#### REQUEST:
From the listing below, return each line that includes "this".

#### GIVEN RECORDS:
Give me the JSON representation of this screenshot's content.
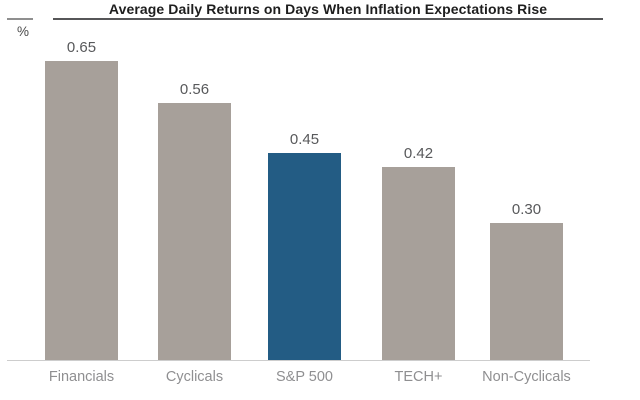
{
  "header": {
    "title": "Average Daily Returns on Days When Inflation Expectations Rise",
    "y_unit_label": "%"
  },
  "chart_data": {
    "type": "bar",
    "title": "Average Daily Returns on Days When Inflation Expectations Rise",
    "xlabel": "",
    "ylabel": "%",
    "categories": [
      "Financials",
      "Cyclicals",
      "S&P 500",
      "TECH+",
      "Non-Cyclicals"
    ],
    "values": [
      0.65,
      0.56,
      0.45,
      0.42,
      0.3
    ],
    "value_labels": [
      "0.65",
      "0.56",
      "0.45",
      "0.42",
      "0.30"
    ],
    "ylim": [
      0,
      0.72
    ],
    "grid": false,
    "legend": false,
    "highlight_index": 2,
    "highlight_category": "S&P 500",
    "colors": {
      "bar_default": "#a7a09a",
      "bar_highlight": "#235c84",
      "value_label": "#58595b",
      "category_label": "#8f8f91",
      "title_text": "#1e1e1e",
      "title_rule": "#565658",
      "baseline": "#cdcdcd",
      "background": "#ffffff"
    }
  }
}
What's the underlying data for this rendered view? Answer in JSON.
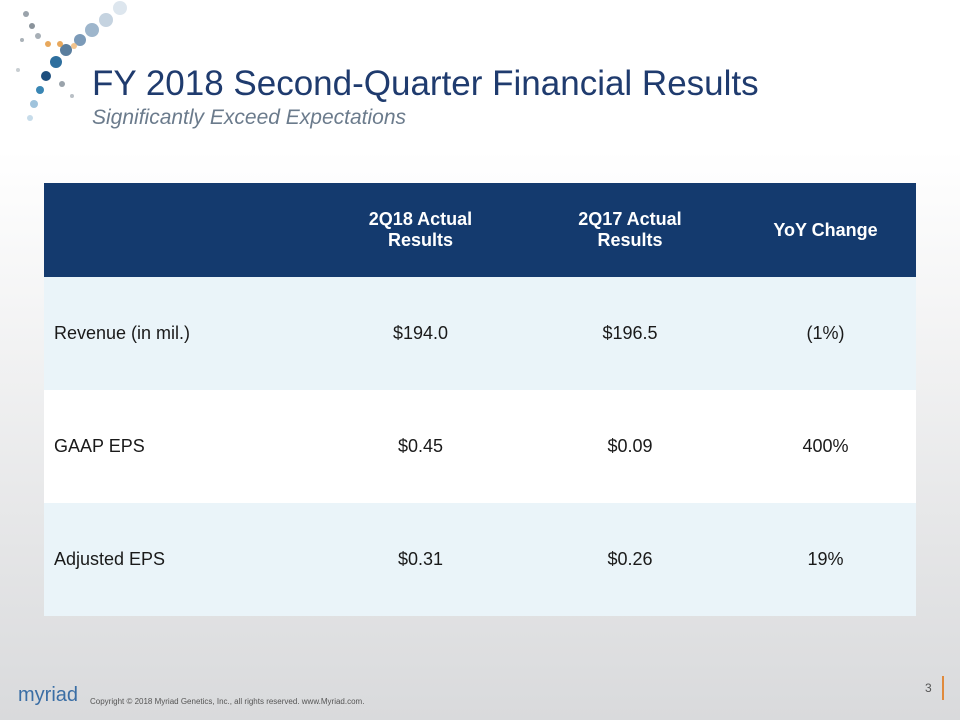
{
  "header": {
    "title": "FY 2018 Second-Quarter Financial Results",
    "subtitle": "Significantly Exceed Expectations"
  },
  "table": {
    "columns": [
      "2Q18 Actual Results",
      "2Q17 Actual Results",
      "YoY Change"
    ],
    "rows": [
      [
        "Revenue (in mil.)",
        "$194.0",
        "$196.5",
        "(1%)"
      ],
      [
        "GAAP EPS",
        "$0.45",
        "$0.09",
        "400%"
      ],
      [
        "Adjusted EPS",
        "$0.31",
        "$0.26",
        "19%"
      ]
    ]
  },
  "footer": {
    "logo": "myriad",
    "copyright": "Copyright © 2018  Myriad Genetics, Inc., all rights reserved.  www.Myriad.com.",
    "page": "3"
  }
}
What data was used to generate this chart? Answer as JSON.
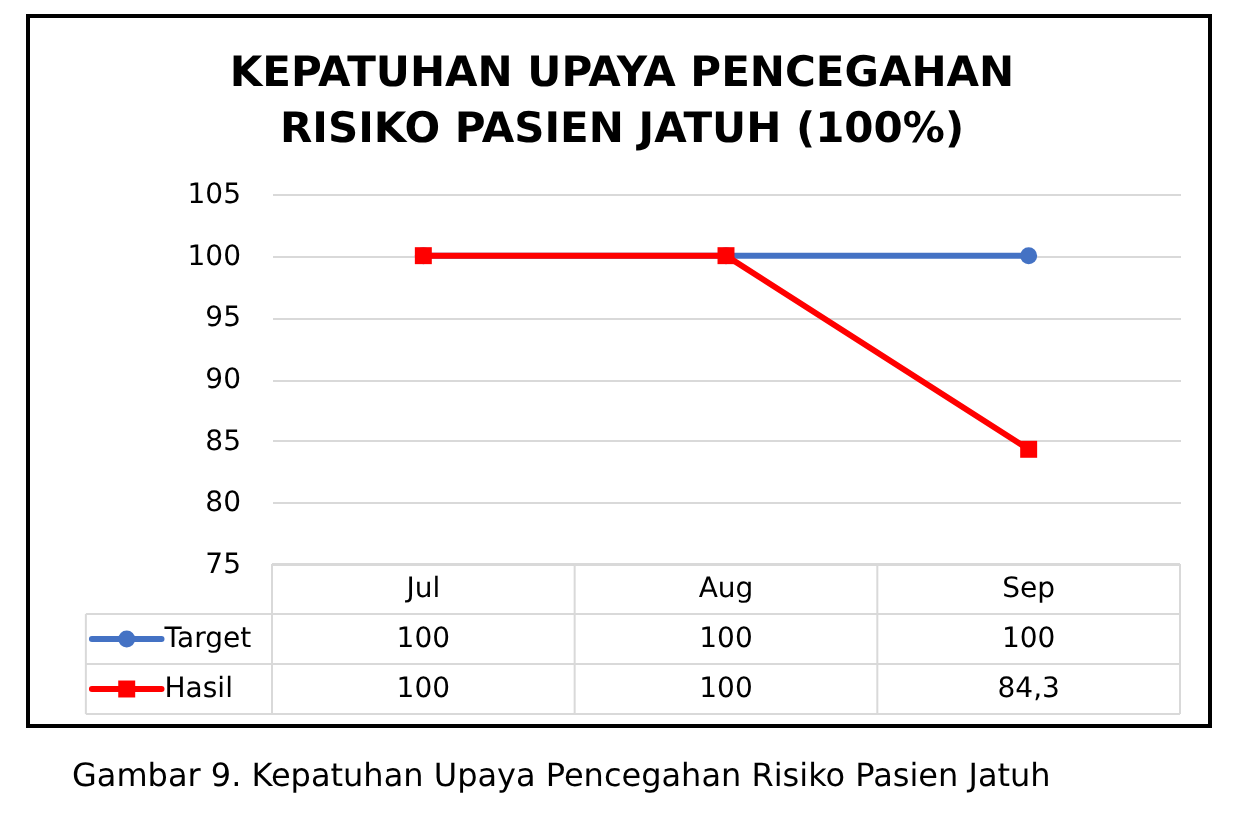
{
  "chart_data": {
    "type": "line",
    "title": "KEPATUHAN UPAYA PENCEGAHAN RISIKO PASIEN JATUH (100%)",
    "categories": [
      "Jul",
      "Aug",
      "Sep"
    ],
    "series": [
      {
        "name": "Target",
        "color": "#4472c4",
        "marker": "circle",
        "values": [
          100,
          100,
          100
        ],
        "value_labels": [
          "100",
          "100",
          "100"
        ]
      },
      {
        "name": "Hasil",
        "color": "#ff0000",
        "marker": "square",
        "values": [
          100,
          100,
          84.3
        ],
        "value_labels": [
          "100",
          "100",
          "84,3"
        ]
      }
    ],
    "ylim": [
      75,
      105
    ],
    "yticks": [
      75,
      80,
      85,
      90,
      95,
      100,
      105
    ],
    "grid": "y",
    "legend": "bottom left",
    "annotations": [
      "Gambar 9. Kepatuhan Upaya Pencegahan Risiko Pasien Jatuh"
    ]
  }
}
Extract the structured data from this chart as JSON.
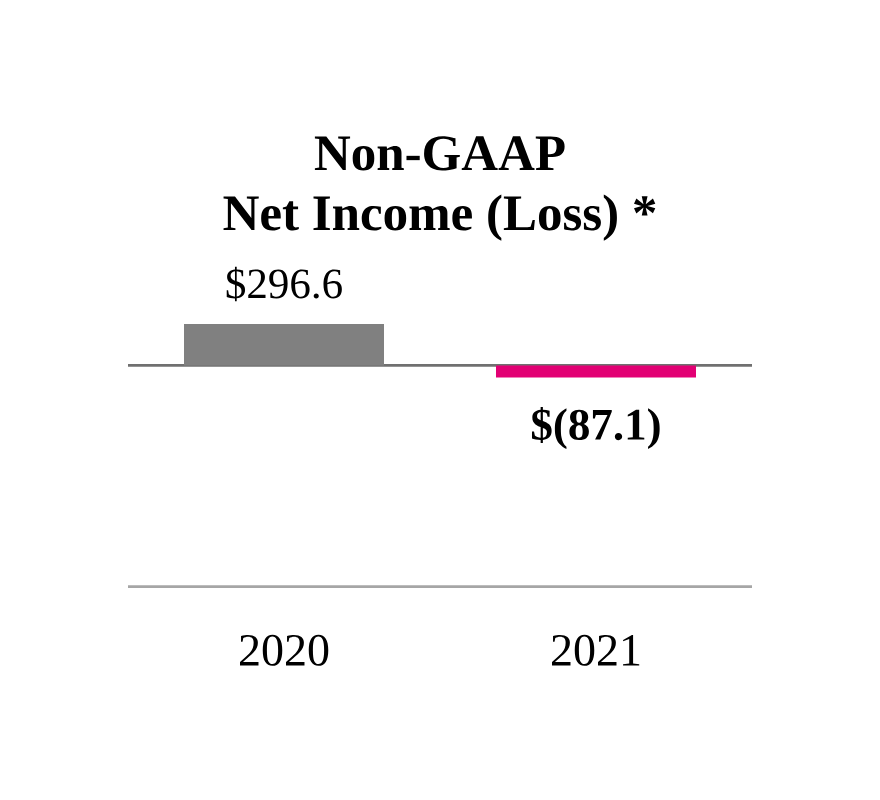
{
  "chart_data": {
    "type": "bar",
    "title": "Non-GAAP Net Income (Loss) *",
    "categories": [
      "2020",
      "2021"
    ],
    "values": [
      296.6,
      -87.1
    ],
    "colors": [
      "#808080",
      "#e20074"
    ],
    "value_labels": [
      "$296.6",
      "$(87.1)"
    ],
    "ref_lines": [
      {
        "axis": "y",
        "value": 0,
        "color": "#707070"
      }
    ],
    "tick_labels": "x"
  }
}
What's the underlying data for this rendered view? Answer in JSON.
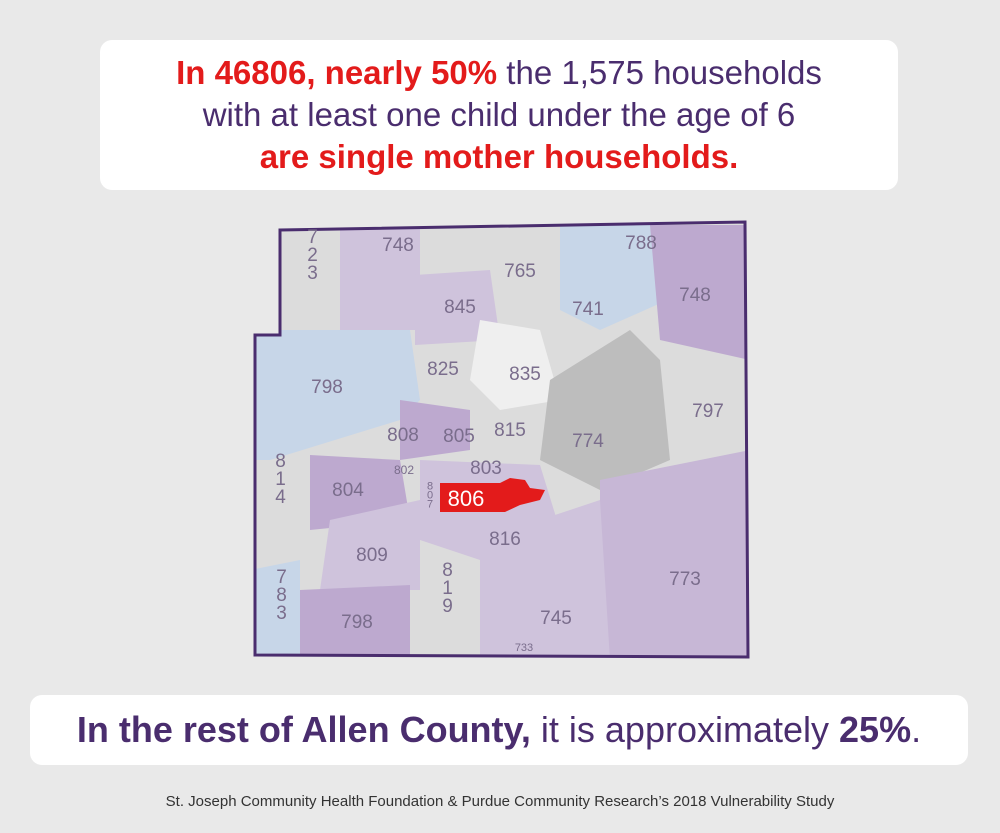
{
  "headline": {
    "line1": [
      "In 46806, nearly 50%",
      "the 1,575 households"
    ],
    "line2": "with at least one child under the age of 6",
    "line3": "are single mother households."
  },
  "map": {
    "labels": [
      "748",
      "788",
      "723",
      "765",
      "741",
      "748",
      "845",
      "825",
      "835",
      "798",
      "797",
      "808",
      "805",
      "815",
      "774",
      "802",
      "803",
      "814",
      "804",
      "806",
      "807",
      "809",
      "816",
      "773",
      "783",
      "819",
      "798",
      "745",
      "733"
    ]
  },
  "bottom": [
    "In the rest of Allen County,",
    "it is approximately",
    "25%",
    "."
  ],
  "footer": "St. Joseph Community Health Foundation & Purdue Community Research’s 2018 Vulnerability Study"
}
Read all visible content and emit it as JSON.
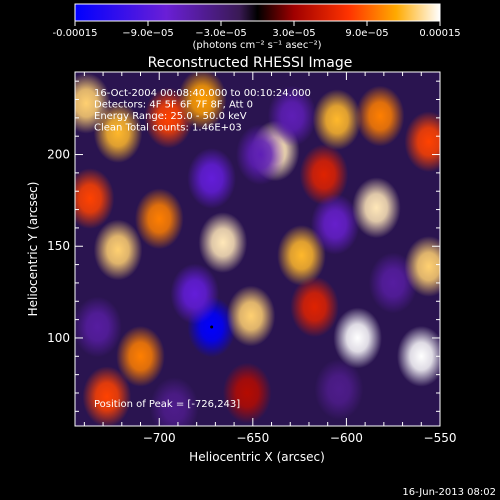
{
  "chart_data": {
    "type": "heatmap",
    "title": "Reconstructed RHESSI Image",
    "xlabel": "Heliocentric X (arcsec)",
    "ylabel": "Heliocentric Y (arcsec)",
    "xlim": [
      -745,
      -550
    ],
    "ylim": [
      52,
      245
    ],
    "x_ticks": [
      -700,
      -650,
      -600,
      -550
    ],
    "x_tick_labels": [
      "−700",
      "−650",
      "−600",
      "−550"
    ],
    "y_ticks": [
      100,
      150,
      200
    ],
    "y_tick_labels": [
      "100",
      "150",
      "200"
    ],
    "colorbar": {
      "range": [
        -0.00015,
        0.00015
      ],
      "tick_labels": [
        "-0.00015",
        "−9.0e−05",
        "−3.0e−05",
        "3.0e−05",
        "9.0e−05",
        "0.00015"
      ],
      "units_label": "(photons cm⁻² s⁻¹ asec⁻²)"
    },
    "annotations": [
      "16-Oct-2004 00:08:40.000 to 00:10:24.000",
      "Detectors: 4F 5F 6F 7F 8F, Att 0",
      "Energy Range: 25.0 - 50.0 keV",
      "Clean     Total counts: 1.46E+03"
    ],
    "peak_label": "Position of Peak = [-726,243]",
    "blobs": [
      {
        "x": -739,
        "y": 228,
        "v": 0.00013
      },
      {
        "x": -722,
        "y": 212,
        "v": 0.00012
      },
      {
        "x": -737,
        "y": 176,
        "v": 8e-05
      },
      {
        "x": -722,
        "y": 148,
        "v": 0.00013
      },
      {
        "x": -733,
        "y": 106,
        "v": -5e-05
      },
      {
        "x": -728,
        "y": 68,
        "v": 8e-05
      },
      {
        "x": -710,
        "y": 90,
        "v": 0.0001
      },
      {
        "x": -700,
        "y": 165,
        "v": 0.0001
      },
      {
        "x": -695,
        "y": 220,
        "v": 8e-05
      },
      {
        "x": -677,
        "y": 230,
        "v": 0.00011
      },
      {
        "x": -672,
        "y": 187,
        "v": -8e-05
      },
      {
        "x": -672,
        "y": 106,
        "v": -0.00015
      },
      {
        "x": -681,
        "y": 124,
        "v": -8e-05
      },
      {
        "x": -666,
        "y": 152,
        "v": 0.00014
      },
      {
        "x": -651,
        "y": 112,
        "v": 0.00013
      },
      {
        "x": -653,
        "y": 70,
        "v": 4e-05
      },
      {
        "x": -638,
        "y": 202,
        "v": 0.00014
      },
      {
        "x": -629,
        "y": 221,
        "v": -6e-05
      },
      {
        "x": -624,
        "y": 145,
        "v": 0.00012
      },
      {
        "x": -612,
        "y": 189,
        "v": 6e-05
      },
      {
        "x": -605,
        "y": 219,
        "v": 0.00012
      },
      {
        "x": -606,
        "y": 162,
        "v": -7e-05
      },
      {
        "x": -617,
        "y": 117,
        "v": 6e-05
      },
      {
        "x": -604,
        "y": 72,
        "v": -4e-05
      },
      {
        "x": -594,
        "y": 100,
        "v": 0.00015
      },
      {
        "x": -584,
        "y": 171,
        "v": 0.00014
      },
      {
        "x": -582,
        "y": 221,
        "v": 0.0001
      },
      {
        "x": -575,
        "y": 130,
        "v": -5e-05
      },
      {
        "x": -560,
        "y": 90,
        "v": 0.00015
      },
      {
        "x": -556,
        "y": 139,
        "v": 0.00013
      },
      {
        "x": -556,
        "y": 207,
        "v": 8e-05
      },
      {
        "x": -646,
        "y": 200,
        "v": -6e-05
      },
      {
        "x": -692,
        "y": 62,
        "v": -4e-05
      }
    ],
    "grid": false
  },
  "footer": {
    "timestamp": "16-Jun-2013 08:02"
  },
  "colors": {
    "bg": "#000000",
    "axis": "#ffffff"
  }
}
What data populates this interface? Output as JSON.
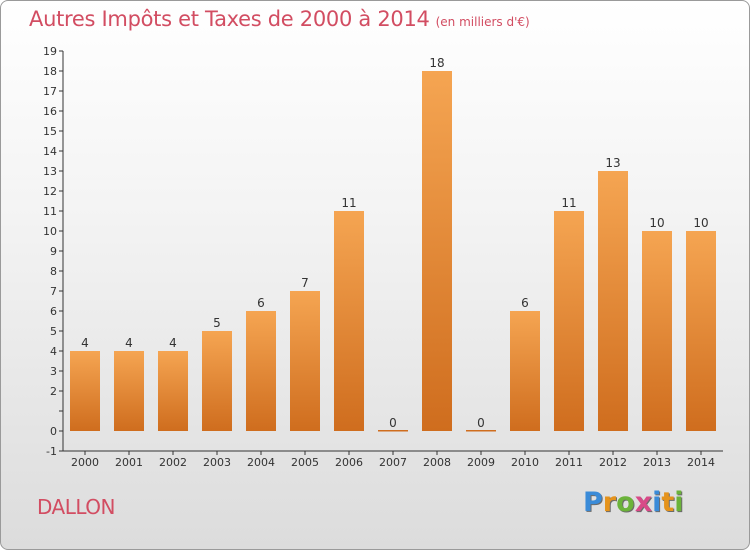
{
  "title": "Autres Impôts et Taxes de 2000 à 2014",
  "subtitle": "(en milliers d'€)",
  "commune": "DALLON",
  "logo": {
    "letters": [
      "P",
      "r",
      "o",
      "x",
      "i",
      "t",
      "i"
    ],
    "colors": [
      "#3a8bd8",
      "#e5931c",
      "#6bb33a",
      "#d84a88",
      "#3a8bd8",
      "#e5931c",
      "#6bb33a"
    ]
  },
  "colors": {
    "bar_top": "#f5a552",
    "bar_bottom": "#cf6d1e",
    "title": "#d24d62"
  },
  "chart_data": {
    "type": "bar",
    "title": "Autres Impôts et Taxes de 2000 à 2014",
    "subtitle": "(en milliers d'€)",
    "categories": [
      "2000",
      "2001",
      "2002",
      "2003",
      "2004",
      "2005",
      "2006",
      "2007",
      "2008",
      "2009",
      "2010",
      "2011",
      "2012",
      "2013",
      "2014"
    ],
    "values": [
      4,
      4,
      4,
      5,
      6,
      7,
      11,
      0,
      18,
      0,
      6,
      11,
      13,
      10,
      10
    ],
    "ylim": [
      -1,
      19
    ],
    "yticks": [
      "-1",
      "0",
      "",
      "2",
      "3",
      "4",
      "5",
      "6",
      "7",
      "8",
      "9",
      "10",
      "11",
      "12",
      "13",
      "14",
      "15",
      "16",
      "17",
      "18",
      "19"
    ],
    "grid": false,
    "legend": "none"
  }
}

#### EXPECTED OUTPUT:
Give me the JSON representation of this screenshot's content.
What's the underlying data for this rendered view? Answer in JSON.
What data was used to generate this chart? Answer as JSON.
Extract the structured data from this chart as JSON.
What's the underlying data for this rendered view? Answer in JSON.
What data populates this interface? Output as JSON.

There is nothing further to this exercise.